> JOB
In the data below, find every line with the string "Management" and pull it out.

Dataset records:
╔══

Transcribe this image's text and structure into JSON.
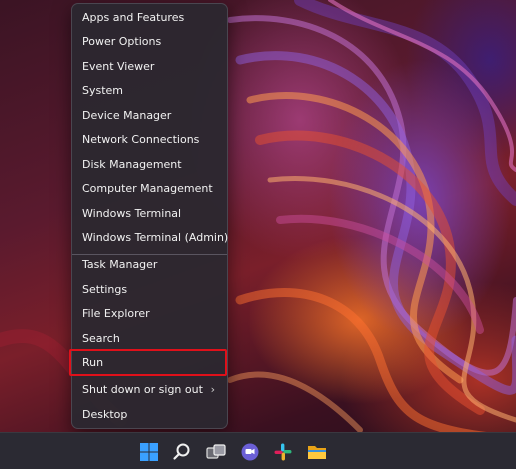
{
  "menu": {
    "items": [
      {
        "label": "Apps and Features"
      },
      {
        "label": "Power Options"
      },
      {
        "label": "Event Viewer"
      },
      {
        "label": "System"
      },
      {
        "label": "Device Manager"
      },
      {
        "label": "Network Connections"
      },
      {
        "label": "Disk Management"
      },
      {
        "label": "Computer Management"
      },
      {
        "label": "Windows Terminal"
      },
      {
        "label": "Windows Terminal (Admin)"
      },
      {
        "label": "Task Manager"
      },
      {
        "label": "Settings"
      },
      {
        "label": "File Explorer"
      },
      {
        "label": "Search"
      },
      {
        "label": "Run"
      },
      {
        "label": "Shut down or sign out"
      },
      {
        "label": "Desktop"
      }
    ],
    "submenu_indicator": "›"
  },
  "highlight_color": "#e0101a",
  "taskbar": {
    "icons": [
      "windows-start-icon",
      "search-icon",
      "task-view-icon",
      "teams-chat-icon",
      "slack-icon",
      "file-explorer-icon"
    ]
  }
}
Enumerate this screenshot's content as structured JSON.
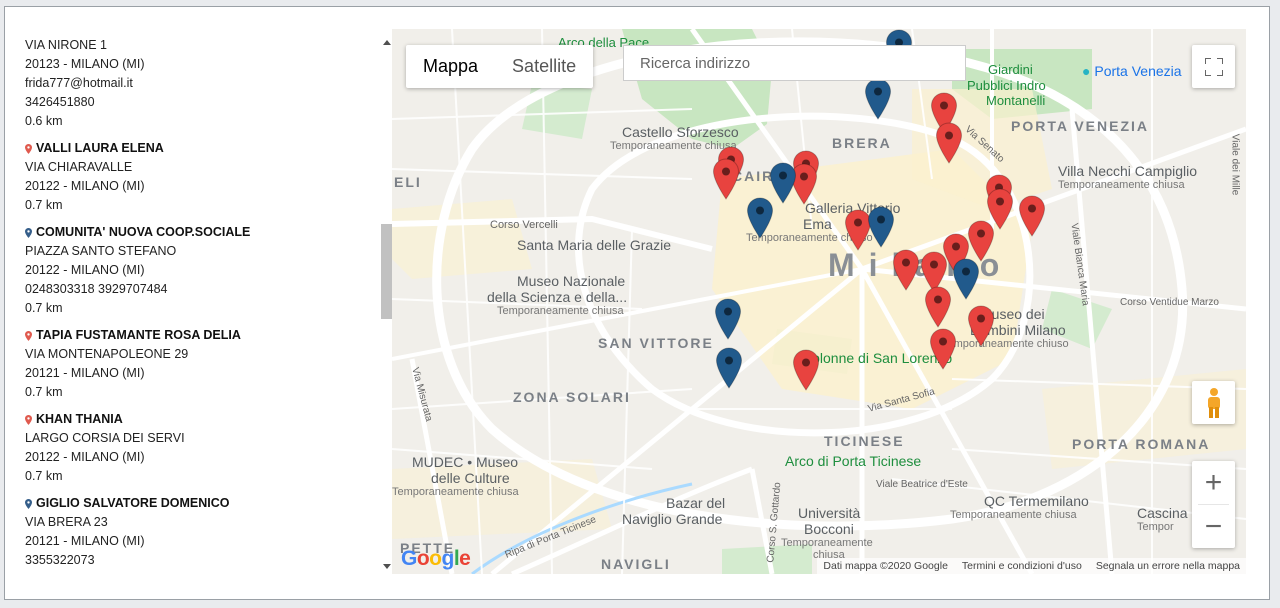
{
  "list": {
    "entries": [
      {
        "pin_color": "",
        "name": "",
        "lines": [
          "VIA NIRONE 1",
          "20123 - MILANO (MI)",
          "frida777@hotmail.it",
          "3426451880",
          "0.6 km"
        ]
      },
      {
        "pin_color": "#e05a4e",
        "name": "VALLI LAURA ELENA",
        "lines": [
          "VIA CHIARAVALLE",
          "20122 - MILANO (MI)",
          "0.7 km"
        ]
      },
      {
        "pin_color": "#355e8a",
        "name": "COMUNITA' NUOVA COOP.SOCIALE",
        "lines": [
          "PIAZZA SANTO STEFANO",
          "20122 - MILANO (MI)",
          "0248303318 3929707484",
          "0.7 km"
        ]
      },
      {
        "pin_color": "#e05a4e",
        "name": "TAPIA FUSTAMANTE ROSA DELIA",
        "lines": [
          "VIA MONTENAPOLEONE 29",
          "20121 - MILANO (MI)",
          "0.7 km"
        ]
      },
      {
        "pin_color": "#e05a4e",
        "name": "KHAN THANIA",
        "lines": [
          "LARGO CORSIA DEI SERVI",
          "20122 - MILANO (MI)",
          "0.7 km"
        ]
      },
      {
        "pin_color": "#355e8a",
        "name": "GIGLIO SALVATORE DOMENICO",
        "lines": [
          "VIA BRERA 23",
          "20121 - MILANO (MI)",
          "3355322073"
        ]
      }
    ]
  },
  "map": {
    "maptype": {
      "map_label": "Mappa",
      "satellite_label": "Satellite"
    },
    "search": {
      "placeholder": "Ricerca indirizzo"
    },
    "zoom": {
      "in": "+",
      "out": "−"
    },
    "google_logo": "Google",
    "attribution": {
      "data": "Dati mappa ©2020 Google",
      "terms": "Termini e condizioni d'uso",
      "report": "Segnala un errore nella mappa"
    },
    "colors": {
      "red_marker": "#e8433f",
      "blue_marker": "#215a8c"
    },
    "labels": {
      "arco_pace": "Arco della Pace",
      "giardini": "Giardini",
      "pubblici": "Pubblici Indro",
      "montanelli": "Montanelli",
      "porta_venezia": "Porta Venezia",
      "castello": "Castello Sforzesco",
      "temp1": "Temporaneamente chiusa",
      "brera": "BRERA",
      "porta_venezia_d": "PORTA VENEZIA",
      "via_senato": "Via Senato",
      "villa_necchi": "Villa Necchi Campiglio",
      "temp2": "Temporaneamente chiusa",
      "via_lele": "Viale dei Mille",
      "eli": "ELI",
      "cairoli": "CAIROLI",
      "corso_vercelli": "Corso Vercelli",
      "galleria": "Galleria Vittorio",
      "ema": "Ema",
      "temp3": "Temporaneamente chiuso",
      "santa_maria": "Santa Maria delle Grazie",
      "via_bianca": "Viale Bianca Maria",
      "milano": "Milano",
      "museo": "Museo Nazionale",
      "scienza": "della Scienza e della...",
      "temp4": "Temporaneamente chiusa",
      "corso_ventidue": "Corso Ventidue Marzo",
      "museo_bambini": "Museo dei",
      "bambini": "Bambini Milano",
      "temp5": "Temporaneamente chiuso",
      "san_vittore": "SAN VITTORE",
      "colonne": "Colonne di San Lorenzo",
      "zona_solari": "ZONA SOLARI",
      "via_santa_sofia": "Via Santa Sofia",
      "via_misurata": "Via Misurata",
      "ticinese": "TICINESE",
      "porta_romana": "PORTA ROMANA",
      "mudec": "MUDEC • Museo",
      "culture": "delle Culture",
      "temp6": "Temporaneamente chiusa",
      "arco_ticinese": "Arco di Porta Ticinese",
      "viale_beatrice": "Viale Beatrice d'Este",
      "qc": "QC Termemilano",
      "temp7": "Temporaneamente chiusa",
      "bazar": "Bazar del",
      "naviglio_grande": "Naviglio Grande",
      "universita": "Università",
      "bocconi": "Bocconi",
      "temp8": "Temporaneamente",
      "chiusa": "chiusa",
      "cascina": "Cascina",
      "temp9": "Tempor",
      "ripa": "Ripa di Porta Ticinese",
      "corso_gottardo": "Corso S. Gottardo",
      "navigli": "NAVIGLI",
      "zona_tortona": "PETTE"
    }
  }
}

╚══

> EXERCISE OUTPUT
        "label": "Disk Management"
        "label": "Computer Management"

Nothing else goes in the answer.